Exercise goal | Please reproduce the listing below word for word, keeping every line in its original order and form.

Data entries |

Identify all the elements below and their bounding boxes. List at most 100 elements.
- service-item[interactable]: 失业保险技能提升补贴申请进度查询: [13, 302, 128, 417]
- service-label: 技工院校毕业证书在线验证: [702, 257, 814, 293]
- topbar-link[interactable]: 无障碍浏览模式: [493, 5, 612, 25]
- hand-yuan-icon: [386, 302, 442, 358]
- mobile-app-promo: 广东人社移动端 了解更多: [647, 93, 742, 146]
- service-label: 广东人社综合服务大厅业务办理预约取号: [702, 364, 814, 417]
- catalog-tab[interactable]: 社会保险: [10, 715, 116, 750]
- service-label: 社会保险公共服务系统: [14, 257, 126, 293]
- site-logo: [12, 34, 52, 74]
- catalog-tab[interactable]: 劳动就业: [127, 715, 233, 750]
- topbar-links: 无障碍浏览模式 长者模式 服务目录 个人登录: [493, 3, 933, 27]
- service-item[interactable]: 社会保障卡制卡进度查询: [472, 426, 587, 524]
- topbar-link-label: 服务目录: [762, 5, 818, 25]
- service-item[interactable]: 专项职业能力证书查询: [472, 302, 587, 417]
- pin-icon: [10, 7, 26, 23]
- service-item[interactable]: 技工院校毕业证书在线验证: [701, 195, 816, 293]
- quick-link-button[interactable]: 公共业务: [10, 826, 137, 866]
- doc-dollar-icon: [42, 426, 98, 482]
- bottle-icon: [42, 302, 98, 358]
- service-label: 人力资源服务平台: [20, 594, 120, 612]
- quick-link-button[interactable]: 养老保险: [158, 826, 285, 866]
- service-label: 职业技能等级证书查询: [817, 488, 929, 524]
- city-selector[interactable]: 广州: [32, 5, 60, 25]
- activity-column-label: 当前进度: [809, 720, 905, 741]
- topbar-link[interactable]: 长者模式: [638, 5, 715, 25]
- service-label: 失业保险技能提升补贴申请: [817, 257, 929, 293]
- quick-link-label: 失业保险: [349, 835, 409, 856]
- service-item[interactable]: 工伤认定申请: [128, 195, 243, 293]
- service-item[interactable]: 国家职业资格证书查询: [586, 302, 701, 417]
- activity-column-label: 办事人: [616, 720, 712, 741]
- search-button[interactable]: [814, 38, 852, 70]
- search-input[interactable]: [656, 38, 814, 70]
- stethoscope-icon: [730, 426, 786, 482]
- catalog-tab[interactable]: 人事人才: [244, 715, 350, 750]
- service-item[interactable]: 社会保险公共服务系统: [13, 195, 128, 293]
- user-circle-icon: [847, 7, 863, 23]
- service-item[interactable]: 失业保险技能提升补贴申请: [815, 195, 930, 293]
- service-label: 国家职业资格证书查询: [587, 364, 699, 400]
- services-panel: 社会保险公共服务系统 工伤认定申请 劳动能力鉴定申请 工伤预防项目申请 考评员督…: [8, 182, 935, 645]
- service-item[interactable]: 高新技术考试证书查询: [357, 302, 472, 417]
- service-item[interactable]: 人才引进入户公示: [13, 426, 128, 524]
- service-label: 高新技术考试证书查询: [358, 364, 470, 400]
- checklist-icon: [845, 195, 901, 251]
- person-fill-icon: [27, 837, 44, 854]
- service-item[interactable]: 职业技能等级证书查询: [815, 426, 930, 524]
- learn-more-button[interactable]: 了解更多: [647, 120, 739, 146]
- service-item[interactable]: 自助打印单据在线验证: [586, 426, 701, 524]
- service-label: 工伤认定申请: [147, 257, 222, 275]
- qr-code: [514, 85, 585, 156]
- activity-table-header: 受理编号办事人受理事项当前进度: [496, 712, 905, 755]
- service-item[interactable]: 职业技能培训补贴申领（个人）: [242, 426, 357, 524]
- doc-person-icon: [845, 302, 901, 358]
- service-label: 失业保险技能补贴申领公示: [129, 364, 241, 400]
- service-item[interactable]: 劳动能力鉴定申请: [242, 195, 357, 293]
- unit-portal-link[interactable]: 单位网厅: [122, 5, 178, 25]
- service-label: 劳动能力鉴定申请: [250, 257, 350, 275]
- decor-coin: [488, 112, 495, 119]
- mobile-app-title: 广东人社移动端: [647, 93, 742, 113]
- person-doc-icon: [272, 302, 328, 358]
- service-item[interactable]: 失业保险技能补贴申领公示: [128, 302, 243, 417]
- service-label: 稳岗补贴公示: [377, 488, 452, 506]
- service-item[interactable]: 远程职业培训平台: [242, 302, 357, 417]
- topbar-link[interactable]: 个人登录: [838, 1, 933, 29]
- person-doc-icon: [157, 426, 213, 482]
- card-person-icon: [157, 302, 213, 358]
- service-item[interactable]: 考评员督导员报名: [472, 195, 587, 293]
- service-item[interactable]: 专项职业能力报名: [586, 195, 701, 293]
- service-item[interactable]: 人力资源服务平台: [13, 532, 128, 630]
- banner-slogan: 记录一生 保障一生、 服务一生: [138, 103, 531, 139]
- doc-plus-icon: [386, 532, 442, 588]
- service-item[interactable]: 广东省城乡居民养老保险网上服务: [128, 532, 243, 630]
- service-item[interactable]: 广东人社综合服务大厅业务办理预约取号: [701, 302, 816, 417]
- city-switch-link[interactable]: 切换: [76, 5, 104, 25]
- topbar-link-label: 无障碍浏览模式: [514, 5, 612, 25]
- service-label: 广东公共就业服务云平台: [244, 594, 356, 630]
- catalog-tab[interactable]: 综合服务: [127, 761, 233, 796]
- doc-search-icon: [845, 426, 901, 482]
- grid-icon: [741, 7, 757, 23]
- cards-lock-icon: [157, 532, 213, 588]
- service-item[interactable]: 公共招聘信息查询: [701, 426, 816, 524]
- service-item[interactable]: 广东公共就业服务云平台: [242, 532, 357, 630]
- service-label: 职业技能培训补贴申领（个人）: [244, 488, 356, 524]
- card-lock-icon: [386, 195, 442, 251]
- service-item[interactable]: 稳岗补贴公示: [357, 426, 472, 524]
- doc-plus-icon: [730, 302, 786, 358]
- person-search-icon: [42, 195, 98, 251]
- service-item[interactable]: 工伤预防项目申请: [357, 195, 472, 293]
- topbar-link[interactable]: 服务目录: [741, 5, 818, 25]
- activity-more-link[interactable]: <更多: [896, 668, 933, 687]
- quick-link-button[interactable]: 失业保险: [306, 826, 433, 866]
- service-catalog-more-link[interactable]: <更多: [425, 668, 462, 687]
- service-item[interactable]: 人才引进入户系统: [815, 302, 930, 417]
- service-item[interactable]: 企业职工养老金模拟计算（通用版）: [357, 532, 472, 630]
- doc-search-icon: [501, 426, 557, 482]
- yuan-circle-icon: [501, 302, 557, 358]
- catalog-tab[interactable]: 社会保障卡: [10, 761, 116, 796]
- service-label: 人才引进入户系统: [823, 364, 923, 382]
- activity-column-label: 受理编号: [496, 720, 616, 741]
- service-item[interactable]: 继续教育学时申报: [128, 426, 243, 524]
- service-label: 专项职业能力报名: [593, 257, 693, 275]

Full solution |
Identify all the elements below and their bounding boxes. List at most 100 elements.
- service-item[interactable]: 失业保险技能提升补贴申请进度查询: [13, 302, 128, 417]
- service-label: 技工院校毕业证书在线验证: [702, 257, 814, 293]
- topbar-link[interactable]: 无障碍浏览模式: [493, 5, 612, 25]
- hand-yuan-icon: [386, 302, 442, 358]
- mobile-app-promo: 广东人社移动端 了解更多: [647, 93, 742, 146]
- service-label: 广东人社综合服务大厅业务办理预约取号: [702, 364, 814, 417]
- catalog-tab[interactable]: 社会保险: [10, 715, 116, 750]
- service-label: 社会保险公共服务系统: [14, 257, 126, 293]
- site-logo: [12, 34, 52, 74]
- catalog-tab[interactable]: 劳动就业: [127, 715, 233, 750]
- topbar-links: 无障碍浏览模式 长者模式 服务目录 个人登录: [493, 3, 933, 27]
- service-item[interactable]: 社会保障卡制卡进度查询: [472, 426, 587, 524]
- topbar-link-label: 服务目录: [762, 5, 818, 25]
- service-item[interactable]: 专项职业能力证书查询: [472, 302, 587, 417]
- pin-icon: [10, 7, 26, 23]
- service-item[interactable]: 技工院校毕业证书在线验证: [701, 195, 816, 293]
- quick-link-button[interactable]: 公共业务: [10, 826, 137, 866]
- doc-dollar-icon: [42, 426, 98, 482]
- bottle-icon: [42, 302, 98, 358]
- service-label: 人力资源服务平台: [20, 594, 120, 612]
- quick-link-button[interactable]: 养老保险: [158, 826, 285, 866]
- service-label: 职业技能等级证书查询: [817, 488, 929, 524]
- city-selector[interactable]: 广州: [32, 5, 60, 25]
- activity-column-label: 当前进度: [809, 720, 905, 741]
- topbar-link[interactable]: 长者模式: [638, 5, 715, 25]
- service-label: 失业保险技能提升补贴申请: [817, 257, 929, 293]
- quick-link-label: 失业保险: [349, 835, 409, 856]
- service-item[interactable]: 工伤认定申请: [128, 195, 243, 293]
- service-item[interactable]: 国家职业资格证书查询: [586, 302, 701, 417]
- activity-column-label: 办事人: [616, 720, 712, 741]
- search-button[interactable]: [814, 38, 852, 70]
- search-input[interactable]: [656, 38, 814, 70]
- stethoscope-icon: [730, 426, 786, 482]
- catalog-tab[interactable]: 人事人才: [244, 715, 350, 750]
- service-item[interactable]: 社会保险公共服务系统: [13, 195, 128, 293]
- user-circle-icon: [847, 7, 863, 23]
- service-item[interactable]: 失业保险技能提升补贴申请: [815, 195, 930, 293]
- service-label: 国家职业资格证书查询: [587, 364, 699, 400]
- services-panel: 社会保险公共服务系统 工伤认定申请 劳动能力鉴定申请 工伤预防项目申请 考评员督…: [8, 182, 935, 645]
- service-item[interactable]: 高新技术考试证书查询: [357, 302, 472, 417]
- service-item[interactable]: 人才引进入户公示: [13, 426, 128, 524]
- service-label: 高新技术考试证书查询: [358, 364, 470, 400]
- checklist-icon: [845, 195, 901, 251]
- person-fill-icon: [27, 837, 44, 854]
- service-item[interactable]: 职业技能等级证书查询: [815, 426, 930, 524]
- learn-more-button[interactable]: 了解更多: [647, 120, 739, 146]
- service-item[interactable]: 自助打印单据在线验证: [586, 426, 701, 524]
- service-label: 工伤认定申请: [147, 257, 222, 275]
- qr-code: [514, 85, 585, 156]
- activity-table-header: 受理编号办事人受理事项当前进度: [496, 712, 905, 755]
- service-item[interactable]: 职业技能培训补贴申领（个人）: [242, 426, 357, 524]
- doc-person-icon: [845, 302, 901, 358]
- service-label: 失业保险技能补贴申领公示: [129, 364, 241, 400]
- service-item[interactable]: 劳动能力鉴定申请: [242, 195, 357, 293]
- unit-portal-link[interactable]: 单位网厅: [122, 5, 178, 25]
- service-label: 劳动能力鉴定申请: [250, 257, 350, 275]
- decor-coin: [488, 112, 495, 119]
- mobile-app-title: 广东人社移动端: [647, 93, 742, 113]
- person-doc-icon: [272, 302, 328, 358]
- service-item[interactable]: 失业保险技能补贴申领公示: [128, 302, 243, 417]
- service-label: 稳岗补贴公示: [377, 488, 452, 506]
- service-item[interactable]: 远程职业培训平台: [242, 302, 357, 417]
- topbar-link[interactable]: 个人登录: [838, 1, 933, 29]
- person-doc-icon: [157, 426, 213, 482]
- card-person-icon: [157, 302, 213, 358]
- service-item[interactable]: 考评员督导员报名: [472, 195, 587, 293]
- service-item[interactable]: 专项职业能力报名: [586, 195, 701, 293]
- service-item[interactable]: 人力资源服务平台: [13, 532, 128, 630]
- banner-slogan: 记录一生 保障一生、 服务一生: [138, 103, 531, 139]
- doc-plus-icon: [386, 532, 442, 588]
- service-item[interactable]: 广东省城乡居民养老保险网上服务: [128, 532, 243, 630]
- service-item[interactable]: 广东人社综合服务大厅业务办理预约取号: [701, 302, 816, 417]
- city-switch-link[interactable]: 切换: [76, 5, 104, 25]
- topbar-link-label: 无障碍浏览模式: [514, 5, 612, 25]
- service-label: 广东公共就业服务云平台: [244, 594, 356, 630]
- catalog-tab[interactable]: 综合服务: [127, 761, 233, 796]
- doc-search-icon: [845, 426, 901, 482]
- grid-icon: [741, 7, 757, 23]
- cards-lock-icon: [157, 532, 213, 588]
- service-item[interactable]: 公共招聘信息查询: [701, 426, 816, 524]
- service-item[interactable]: 广东公共就业服务云平台: [242, 532, 357, 630]
- service-label: 职业技能培训补贴申领（个人）: [244, 488, 356, 524]
- card-lock-icon: [386, 195, 442, 251]
- service-item[interactable]: 稳岗补贴公示: [357, 426, 472, 524]
- doc-plus-icon: [730, 302, 786, 358]
- person-search-icon: [42, 195, 98, 251]
- service-item[interactable]: 工伤预防项目申请: [357, 195, 472, 293]
- topbar-link[interactable]: 服务目录: [741, 5, 818, 25]
- activity-more-link[interactable]: <更多: [896, 668, 933, 687]
- quick-link-button[interactable]: 失业保险: [306, 826, 433, 866]
- service-catalog-more-link[interactable]: <更多: [425, 668, 462, 687]
- service-item[interactable]: 人才引进入户系统: [815, 302, 930, 417]
- service-item[interactable]: 企业职工养老金模拟计算（通用版）: [357, 532, 472, 630]
- doc-search-icon: [501, 426, 557, 482]
- yuan-circle-icon: [501, 302, 557, 358]
- catalog-tab[interactable]: 社会保障卡: [10, 761, 116, 796]
- service-label: 人才引进入户系统: [823, 364, 923, 382]
- activity-column-label: 受理编号: [496, 720, 616, 741]
- service-item[interactable]: 继续教育学时申报: [128, 426, 243, 524]
- service-label: 专项职业能力报名: [593, 257, 693, 275]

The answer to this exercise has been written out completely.